§ **Goal of the exercise**
Copy each entry as it stands, leaving nothing out.

____

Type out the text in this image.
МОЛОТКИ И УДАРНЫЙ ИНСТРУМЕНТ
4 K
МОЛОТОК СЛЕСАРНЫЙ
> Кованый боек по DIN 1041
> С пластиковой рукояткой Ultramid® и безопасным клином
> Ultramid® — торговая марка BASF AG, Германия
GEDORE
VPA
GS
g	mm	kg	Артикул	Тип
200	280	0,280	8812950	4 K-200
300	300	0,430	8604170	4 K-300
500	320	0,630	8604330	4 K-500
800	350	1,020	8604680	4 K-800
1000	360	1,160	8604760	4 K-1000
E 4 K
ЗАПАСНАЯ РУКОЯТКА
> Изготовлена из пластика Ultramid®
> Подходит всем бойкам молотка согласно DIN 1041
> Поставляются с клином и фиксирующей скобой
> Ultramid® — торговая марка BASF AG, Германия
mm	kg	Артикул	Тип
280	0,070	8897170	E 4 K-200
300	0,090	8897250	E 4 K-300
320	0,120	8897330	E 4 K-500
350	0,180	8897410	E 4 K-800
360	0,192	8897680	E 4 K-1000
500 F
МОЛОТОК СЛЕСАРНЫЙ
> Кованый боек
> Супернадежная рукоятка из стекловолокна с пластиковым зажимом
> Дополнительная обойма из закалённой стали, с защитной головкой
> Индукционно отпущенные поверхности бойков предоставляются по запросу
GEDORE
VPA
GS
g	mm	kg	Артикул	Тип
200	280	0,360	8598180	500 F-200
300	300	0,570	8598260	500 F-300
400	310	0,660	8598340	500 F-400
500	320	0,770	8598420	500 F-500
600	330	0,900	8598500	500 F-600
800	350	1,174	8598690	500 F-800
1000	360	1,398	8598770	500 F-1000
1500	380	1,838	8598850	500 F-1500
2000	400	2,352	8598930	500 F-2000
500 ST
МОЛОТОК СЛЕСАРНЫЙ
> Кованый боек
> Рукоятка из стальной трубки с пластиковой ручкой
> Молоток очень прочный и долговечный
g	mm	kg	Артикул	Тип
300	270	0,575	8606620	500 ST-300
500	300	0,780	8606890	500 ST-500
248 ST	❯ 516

____

§ **Task result**
Type out the text in this image.
МОЛОТКИ И УДАРНЫЙ ИНСТРУМЕНТ
4 K
МОЛОТОК СЛЕСАРНЫЙ
> Кованый боек по DIN 1041
> С пластиковой рукояткой Ultramid® и безопасным клином
> Ultramid® — торговая марка BASF AG, Германия
GEDORE
VPA
GS
g	mm	kg	Артикул	Тип
200	280	0,280	8812950	4 K-200
300	300	0,430	8604170	4 K-300
500	320	0,630	8604330	4 K-500
800	350	1,020	8604680	4 K-800
1000	360	1,160	8604760	4 K-1000
E 4 K
ЗАПАСНАЯ РУКОЯТКА
> Изготовлена из пластика Ultramid®
> Подходит всем бойкам молотка согласно DIN 1041
> Поставляются с клином и фиксирующей скобой
> Ultramid® — торговая марка BASF AG, Германия
mm	kg	Артикул	Тип
280	0,070	8897170	E 4 K-200
300	0,090	8897250	E 4 K-300
320	0,120	8897330	E 4 K-500
350	0,180	8897410	E 4 K-800
360	0,192	8897680	E 4 K-1000
500 F
МОЛОТОК СЛЕСАРНЫЙ
> Кованый боек
> Супернадежная рукоятка из стекловолокна с пластиковым зажимом
> Дополнительная обойма из закалённой стали, с защитной головкой
> Индукционно отпущенные поверхности бойков предоставляются по запросу
GEDORE
VPA
GS
g	mm	kg	Артикул	Тип
200	280	0,360	8598180	500 F-200
300	300	0,570	8598260	500 F-300
400	310	0,660	8598340	500 F-400
500	320	0,770	8598420	500 F-500
600	330	0,900	8598500	500 F-600
800	350	1,174	8598690	500 F-800
1000	360	1,398	8598770	500 F-1000
1500	380	1,838	8598850	500 F-1500
2000	400	2,352	8598930	500 F-2000
500 ST
МОЛОТОК СЛЕСАРНЫЙ
> Кованый боек
> Рукоятка из стальной трубки с пластиковой ручкой
> Молоток очень прочный и долговечный
g	mm	kg	Артикул	Тип
300	270	0,575	8606620	500 ST-300
500	300	0,780	8606890	500 ST-500
248 ST	❯ 516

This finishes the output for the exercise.